▸ **Stated problem**: Find and return each line containing "Time".

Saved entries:

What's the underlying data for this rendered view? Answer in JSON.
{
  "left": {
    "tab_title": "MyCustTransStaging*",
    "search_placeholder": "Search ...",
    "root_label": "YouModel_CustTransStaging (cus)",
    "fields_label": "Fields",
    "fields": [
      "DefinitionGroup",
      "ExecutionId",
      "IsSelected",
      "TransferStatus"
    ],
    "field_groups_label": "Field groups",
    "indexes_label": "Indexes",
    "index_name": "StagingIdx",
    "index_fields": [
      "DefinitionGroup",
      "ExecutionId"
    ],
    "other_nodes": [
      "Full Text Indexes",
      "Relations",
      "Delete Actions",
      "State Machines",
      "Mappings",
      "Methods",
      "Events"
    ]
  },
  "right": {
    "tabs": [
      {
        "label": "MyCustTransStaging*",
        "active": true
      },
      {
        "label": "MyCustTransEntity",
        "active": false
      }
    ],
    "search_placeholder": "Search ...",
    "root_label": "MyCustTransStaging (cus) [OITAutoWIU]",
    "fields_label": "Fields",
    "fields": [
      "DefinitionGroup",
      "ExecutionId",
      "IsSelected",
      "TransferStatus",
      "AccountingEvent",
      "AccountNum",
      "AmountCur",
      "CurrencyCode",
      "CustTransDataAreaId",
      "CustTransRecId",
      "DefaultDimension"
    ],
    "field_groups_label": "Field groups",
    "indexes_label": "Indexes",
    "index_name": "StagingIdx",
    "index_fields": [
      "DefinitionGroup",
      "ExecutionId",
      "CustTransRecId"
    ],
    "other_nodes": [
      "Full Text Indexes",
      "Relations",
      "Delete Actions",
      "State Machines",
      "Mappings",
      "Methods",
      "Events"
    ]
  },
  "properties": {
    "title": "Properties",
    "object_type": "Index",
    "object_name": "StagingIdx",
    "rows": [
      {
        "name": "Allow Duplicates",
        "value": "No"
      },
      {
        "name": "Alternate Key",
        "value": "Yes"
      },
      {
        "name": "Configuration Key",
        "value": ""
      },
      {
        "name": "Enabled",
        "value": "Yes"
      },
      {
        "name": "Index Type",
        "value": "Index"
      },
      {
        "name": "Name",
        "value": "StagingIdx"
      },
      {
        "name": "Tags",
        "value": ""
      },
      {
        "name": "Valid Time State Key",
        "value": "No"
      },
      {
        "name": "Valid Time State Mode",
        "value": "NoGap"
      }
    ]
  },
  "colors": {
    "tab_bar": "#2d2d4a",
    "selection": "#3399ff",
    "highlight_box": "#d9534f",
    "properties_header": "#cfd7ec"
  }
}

▸ **Finished answer**:
        "name": "Valid Time State Key",
        "name": "Valid Time State Mode",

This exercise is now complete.